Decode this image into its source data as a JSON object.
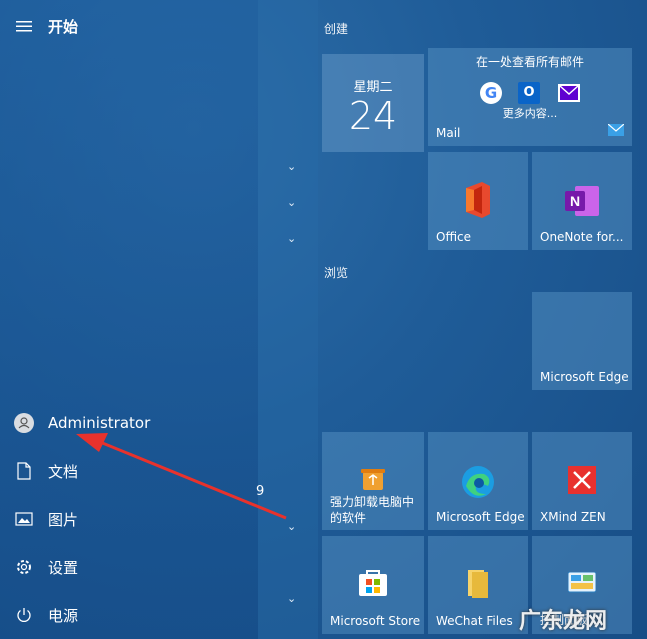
{
  "start": {
    "title": "开始"
  },
  "nav": {
    "user": "Administrator",
    "documents": "文档",
    "pictures": "图片",
    "settings": "设置",
    "power": "电源"
  },
  "app_list": {
    "jump_letter": "9"
  },
  "groups": {
    "create": "创建",
    "browse": "浏览"
  },
  "tiles": {
    "calendar": {
      "weekday": "星期二",
      "day": "24"
    },
    "mail": {
      "headline": "在一处查看所有邮件",
      "more": "更多内容...",
      "label": "Mail"
    },
    "office": {
      "label": "Office"
    },
    "onenote": {
      "label": "OneNote for..."
    },
    "edge_big": {
      "label": "Microsoft Edge"
    },
    "uninstaller": {
      "label_line1": "强力卸载电脑中",
      "label_line2": "的软件"
    },
    "edge_small": {
      "label": "Microsoft Edge"
    },
    "xmind": {
      "label": "XMind ZEN"
    },
    "store": {
      "label": "Microsoft Store"
    },
    "wechat": {
      "label": "WeChat Files"
    },
    "control": {
      "label": "控制面板"
    }
  },
  "watermark": {
    "text": "广东龙网"
  },
  "colors": {
    "arrow": "#e8322c",
    "tile": "#5a96c8"
  }
}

> [DIRECTIONS]: Copy all the data exactly as written, but skip any picture.

> [EXERCISE ANSWER]:
Decode this image into its source data as a JSON object.
{
  "start": {
    "title": "开始"
  },
  "nav": {
    "user": "Administrator",
    "documents": "文档",
    "pictures": "图片",
    "settings": "设置",
    "power": "电源"
  },
  "app_list": {
    "jump_letter": "9"
  },
  "groups": {
    "create": "创建",
    "browse": "浏览"
  },
  "tiles": {
    "calendar": {
      "weekday": "星期二",
      "day": "24"
    },
    "mail": {
      "headline": "在一处查看所有邮件",
      "more": "更多内容...",
      "label": "Mail"
    },
    "office": {
      "label": "Office"
    },
    "onenote": {
      "label": "OneNote for..."
    },
    "edge_big": {
      "label": "Microsoft Edge"
    },
    "uninstaller": {
      "label_line1": "强力卸载电脑中",
      "label_line2": "的软件"
    },
    "edge_small": {
      "label": "Microsoft Edge"
    },
    "xmind": {
      "label": "XMind ZEN"
    },
    "store": {
      "label": "Microsoft Store"
    },
    "wechat": {
      "label": "WeChat Files"
    },
    "control": {
      "label": "控制面板"
    }
  },
  "watermark": {
    "text": "广东龙网"
  },
  "colors": {
    "arrow": "#e8322c",
    "tile": "#5a96c8"
  }
}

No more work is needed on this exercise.